Filter the entries below, keeping every line that has the word "type".

*Data shown*:

☆ ☆ ☆ ☆ ☆

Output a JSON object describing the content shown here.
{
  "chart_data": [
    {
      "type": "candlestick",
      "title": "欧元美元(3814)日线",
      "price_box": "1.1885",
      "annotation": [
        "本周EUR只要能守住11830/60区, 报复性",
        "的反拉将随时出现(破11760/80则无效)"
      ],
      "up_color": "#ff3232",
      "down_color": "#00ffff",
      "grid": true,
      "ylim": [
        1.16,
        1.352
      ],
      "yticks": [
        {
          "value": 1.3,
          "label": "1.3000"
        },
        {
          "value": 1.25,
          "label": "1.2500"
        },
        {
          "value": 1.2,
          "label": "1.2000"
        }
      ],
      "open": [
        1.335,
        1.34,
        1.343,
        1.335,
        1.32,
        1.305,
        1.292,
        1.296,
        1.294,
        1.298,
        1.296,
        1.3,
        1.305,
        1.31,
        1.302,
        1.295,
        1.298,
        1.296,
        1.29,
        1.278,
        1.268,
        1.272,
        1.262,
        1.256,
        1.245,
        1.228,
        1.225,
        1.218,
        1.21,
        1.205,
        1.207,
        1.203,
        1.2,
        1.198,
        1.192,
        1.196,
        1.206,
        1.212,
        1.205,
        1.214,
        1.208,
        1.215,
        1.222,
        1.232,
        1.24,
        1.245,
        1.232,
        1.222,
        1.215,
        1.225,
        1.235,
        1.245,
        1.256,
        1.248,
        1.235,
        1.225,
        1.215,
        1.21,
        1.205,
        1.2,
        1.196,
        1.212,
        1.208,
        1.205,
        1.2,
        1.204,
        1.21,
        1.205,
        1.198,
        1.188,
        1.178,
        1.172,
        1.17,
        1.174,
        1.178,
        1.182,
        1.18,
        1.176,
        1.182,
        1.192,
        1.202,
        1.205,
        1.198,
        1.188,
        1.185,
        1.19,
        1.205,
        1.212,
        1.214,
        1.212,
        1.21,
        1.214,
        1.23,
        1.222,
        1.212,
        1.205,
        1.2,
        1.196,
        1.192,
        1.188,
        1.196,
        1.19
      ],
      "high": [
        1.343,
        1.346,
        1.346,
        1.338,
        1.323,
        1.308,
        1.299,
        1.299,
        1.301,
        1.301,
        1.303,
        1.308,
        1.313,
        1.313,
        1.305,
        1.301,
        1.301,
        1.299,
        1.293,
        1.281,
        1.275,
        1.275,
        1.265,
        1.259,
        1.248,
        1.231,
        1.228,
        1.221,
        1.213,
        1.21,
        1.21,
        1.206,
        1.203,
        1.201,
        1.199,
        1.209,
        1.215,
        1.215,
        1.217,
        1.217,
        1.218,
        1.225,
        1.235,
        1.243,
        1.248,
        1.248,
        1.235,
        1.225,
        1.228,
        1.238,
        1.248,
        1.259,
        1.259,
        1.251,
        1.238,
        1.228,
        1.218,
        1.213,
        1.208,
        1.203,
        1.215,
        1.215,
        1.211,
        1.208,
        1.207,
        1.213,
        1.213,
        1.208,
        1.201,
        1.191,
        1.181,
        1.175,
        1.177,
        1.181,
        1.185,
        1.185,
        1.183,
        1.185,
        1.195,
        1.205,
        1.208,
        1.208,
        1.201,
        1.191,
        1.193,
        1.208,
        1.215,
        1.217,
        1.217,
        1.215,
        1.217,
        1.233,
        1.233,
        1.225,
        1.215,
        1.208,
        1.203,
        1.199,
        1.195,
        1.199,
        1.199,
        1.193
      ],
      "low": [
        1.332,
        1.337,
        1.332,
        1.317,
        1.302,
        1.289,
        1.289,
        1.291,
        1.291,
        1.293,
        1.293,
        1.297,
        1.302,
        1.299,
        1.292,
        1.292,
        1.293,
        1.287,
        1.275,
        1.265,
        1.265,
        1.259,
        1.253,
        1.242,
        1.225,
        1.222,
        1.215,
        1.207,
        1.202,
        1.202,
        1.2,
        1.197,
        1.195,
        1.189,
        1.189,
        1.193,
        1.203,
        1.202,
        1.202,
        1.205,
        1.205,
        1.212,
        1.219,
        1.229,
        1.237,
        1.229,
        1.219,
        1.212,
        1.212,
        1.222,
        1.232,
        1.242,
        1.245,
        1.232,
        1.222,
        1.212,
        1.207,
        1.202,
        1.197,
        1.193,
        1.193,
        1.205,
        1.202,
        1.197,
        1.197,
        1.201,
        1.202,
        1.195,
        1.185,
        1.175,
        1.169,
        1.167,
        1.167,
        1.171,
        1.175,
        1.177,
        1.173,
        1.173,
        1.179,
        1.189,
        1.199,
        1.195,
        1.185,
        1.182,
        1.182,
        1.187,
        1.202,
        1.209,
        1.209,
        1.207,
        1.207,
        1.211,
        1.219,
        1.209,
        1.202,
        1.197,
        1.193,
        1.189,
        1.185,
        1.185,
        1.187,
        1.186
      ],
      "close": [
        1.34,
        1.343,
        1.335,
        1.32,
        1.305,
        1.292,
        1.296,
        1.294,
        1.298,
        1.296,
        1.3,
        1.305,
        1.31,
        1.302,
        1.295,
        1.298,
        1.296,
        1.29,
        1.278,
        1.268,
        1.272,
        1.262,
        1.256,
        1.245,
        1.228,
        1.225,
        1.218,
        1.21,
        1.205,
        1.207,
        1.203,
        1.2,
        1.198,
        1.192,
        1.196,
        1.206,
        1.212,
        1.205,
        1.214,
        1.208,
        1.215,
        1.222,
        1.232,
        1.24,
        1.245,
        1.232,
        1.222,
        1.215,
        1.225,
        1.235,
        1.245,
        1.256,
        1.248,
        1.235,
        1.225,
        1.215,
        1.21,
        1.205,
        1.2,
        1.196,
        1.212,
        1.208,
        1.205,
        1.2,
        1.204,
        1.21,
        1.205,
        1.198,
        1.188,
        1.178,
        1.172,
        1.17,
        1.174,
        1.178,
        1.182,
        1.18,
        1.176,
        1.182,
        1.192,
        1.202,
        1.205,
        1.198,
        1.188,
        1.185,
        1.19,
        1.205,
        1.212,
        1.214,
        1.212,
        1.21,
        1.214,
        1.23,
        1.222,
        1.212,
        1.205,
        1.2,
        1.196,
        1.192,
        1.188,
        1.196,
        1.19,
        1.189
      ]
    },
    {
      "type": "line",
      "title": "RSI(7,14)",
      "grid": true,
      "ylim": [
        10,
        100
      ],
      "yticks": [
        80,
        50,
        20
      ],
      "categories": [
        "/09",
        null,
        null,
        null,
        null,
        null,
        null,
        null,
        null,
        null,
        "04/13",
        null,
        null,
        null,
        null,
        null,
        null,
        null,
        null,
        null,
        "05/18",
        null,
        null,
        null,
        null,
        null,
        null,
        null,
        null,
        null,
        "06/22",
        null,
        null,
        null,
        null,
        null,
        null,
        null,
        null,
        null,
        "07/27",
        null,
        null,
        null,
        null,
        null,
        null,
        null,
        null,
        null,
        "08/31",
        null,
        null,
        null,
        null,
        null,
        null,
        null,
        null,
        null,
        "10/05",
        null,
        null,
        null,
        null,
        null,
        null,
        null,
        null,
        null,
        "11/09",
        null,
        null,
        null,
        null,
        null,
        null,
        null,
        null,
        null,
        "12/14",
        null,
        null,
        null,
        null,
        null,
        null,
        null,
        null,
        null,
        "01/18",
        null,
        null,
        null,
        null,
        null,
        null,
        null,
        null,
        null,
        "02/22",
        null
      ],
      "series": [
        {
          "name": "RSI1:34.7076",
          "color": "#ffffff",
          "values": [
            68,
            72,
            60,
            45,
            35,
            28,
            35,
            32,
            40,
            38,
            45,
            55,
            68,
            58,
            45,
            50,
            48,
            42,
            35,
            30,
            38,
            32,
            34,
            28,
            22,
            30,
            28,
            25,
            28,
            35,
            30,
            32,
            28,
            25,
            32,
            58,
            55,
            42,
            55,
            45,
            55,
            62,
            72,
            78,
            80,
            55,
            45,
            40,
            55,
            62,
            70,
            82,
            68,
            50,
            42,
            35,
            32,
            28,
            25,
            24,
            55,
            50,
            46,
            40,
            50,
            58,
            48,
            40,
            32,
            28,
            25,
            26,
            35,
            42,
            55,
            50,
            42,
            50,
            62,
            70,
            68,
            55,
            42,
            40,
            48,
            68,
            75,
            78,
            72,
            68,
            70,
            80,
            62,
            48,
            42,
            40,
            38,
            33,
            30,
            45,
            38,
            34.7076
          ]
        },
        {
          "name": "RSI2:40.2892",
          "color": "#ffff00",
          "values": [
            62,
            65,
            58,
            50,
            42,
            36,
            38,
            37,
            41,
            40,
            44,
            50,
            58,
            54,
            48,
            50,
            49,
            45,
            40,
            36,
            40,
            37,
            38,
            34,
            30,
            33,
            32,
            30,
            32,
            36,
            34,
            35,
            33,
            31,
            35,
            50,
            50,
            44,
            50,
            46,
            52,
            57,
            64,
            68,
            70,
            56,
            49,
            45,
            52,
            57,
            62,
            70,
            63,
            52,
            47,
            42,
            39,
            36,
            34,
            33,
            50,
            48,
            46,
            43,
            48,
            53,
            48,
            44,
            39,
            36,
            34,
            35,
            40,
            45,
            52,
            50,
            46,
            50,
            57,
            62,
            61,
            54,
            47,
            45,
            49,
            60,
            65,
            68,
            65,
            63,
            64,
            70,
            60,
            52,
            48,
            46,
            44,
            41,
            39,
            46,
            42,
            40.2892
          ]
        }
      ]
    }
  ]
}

☆ ☆ ☆ ☆ ☆

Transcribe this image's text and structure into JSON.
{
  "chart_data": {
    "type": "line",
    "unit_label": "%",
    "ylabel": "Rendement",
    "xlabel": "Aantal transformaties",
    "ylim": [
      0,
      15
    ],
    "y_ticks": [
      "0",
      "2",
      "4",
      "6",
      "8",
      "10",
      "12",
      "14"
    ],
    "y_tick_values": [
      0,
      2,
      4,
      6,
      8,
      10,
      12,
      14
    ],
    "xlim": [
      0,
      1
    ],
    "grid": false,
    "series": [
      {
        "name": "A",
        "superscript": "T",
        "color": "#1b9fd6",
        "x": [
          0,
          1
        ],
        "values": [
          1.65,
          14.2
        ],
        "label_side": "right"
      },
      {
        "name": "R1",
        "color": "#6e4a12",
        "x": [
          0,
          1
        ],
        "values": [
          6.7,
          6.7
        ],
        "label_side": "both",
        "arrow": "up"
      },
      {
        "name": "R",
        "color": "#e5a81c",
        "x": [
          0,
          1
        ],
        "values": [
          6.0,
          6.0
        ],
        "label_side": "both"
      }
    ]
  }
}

☆ ☆ ☆ ☆ ☆

*Completed task*:
      "type": "candlestick",
      "type": "line",
    "type": "line",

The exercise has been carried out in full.